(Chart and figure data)
::::::::

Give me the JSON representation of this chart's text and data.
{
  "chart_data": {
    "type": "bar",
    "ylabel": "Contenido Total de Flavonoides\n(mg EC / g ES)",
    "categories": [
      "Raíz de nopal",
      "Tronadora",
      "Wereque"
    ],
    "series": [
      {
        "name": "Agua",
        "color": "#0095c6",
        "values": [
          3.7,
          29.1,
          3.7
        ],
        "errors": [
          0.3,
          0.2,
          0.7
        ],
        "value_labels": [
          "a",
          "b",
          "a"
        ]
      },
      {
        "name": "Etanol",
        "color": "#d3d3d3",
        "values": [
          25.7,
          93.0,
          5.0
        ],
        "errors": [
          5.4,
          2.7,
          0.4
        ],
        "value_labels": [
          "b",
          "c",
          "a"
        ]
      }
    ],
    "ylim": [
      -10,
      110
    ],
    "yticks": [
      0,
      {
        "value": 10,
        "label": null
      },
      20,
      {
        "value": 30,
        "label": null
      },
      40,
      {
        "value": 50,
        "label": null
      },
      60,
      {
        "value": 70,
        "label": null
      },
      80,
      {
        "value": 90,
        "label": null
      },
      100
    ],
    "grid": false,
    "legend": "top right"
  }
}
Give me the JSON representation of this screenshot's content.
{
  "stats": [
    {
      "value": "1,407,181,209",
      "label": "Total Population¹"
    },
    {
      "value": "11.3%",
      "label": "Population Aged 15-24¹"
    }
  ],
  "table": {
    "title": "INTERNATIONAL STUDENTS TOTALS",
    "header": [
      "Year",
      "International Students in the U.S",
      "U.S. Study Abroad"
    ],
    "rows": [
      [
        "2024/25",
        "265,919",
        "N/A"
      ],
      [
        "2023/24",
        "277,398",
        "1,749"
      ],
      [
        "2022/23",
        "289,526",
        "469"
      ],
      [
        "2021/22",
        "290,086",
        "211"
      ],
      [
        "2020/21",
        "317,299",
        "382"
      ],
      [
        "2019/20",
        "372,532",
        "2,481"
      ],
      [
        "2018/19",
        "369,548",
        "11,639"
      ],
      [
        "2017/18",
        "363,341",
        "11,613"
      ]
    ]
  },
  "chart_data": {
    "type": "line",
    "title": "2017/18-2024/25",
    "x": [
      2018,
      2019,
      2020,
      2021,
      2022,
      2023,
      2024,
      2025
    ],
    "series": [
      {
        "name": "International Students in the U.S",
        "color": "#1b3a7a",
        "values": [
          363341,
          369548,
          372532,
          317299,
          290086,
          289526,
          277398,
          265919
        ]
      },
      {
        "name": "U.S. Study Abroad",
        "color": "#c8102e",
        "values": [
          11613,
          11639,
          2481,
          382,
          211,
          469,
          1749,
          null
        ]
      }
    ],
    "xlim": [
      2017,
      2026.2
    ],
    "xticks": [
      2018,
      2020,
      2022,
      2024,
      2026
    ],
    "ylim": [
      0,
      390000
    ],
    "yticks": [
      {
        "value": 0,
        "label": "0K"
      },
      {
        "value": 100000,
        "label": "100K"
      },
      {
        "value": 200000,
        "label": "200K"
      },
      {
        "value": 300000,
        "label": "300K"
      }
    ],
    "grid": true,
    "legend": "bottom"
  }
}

::::::::

→ **OBJECTIVE**: Using the data above, return each line exactly as written.

→ **EXERCISE SOLUTION**:
Give me the JSON representation of this chart's text and data.
{
  "chart_data": {
    "type": "bar",
    "ylabel": "Contenido Total de Flavonoides\n(mg EC / g ES)",
    "categories": [
      "Raíz de nopal",
      "Tronadora",
      "Wereque"
    ],
    "series": [
      {
        "name": "Agua",
        "color": "#0095c6",
        "values": [
          3.7,
          29.1,
          3.7
        ],
        "errors": [
          0.3,
          0.2,
          0.7
        ],
        "value_labels": [
          "a",
          "b",
          "a"
        ]
      },
      {
        "name": "Etanol",
        "color": "#d3d3d3",
        "values": [
          25.7,
          93.0,
          5.0
        ],
        "errors": [
          5.4,
          2.7,
          0.4
        ],
        "value_labels": [
          "b",
          "c",
          "a"
        ]
      }
    ],
    "ylim": [
      -10,
      110
    ],
    "yticks": [
      0,
      {
        "value": 10,
        "label": null
      },
      20,
      {
        "value": 30,
        "label": null
      },
      40,
      {
        "value": 50,
        "label": null
      },
      60,
      {
        "value": 70,
        "label": null
      },
      80,
      {
        "value": 90,
        "label": null
      },
      100
    ],
    "grid": false,
    "legend": "top right"
  }
}
Give me the JSON representation of this screenshot's content.
{
  "stats": [
    {
      "value": "1,407,181,209",
      "label": "Total Population¹"
    },
    {
      "value": "11.3%",
      "label": "Population Aged 15-24¹"
    }
  ],
  "table": {
    "title": "INTERNATIONAL STUDENTS TOTALS",
    "header": [
      "Year",
      "International Students in the U.S",
      "U.S. Study Abroad"
    ],
    "rows": [
      [
        "2024/25",
        "265,919",
        "N/A"
      ],
      [
        "2023/24",
        "277,398",
        "1,749"
      ],
      [
        "2022/23",
        "289,526",
        "469"
      ],
      [
        "2021/22",
        "290,086",
        "211"
      ],
      [
        "2020/21",
        "317,299",
        "382"
      ],
      [
        "2019/20",
        "372,532",
        "2,481"
      ],
      [
        "2018/19",
        "369,548",
        "11,639"
      ],
      [
        "2017/18",
        "363,341",
        "11,613"
      ]
    ]
  },
  "chart_data": {
    "type": "line",
    "title": "2017/18-2024/25",
    "x": [
      2018,
      2019,
      2020,
      2021,
      2022,
      2023,
      2024,
      2025
    ],
    "series": [
      {
        "name": "International Students in the U.S",
        "color": "#1b3a7a",
        "values": [
          363341,
          369548,
          372532,
          317299,
          290086,
          289526,
          277398,
          265919
        ]
      },
      {
        "name": "U.S. Study Abroad",
        "color": "#c8102e",
        "values": [
          11613,
          11639,
          2481,
          382,
          211,
          469,
          1749,
          null
        ]
      }
    ],
    "xlim": [
      2017,
      2026.2
    ],
    "xticks": [
      2018,
      2020,
      2022,
      2024,
      2026
    ],
    "ylim": [
      0,
      390000
    ],
    "yticks": [
      {
        "value": 0,
        "label": "0K"
      },
      {
        "value": 100000,
        "label": "100K"
      },
      {
        "value": 200000,
        "label": "200K"
      },
      {
        "value": 300000,
        "label": "300K"
      }
    ],
    "grid": true,
    "legend": "bottom"
  }
}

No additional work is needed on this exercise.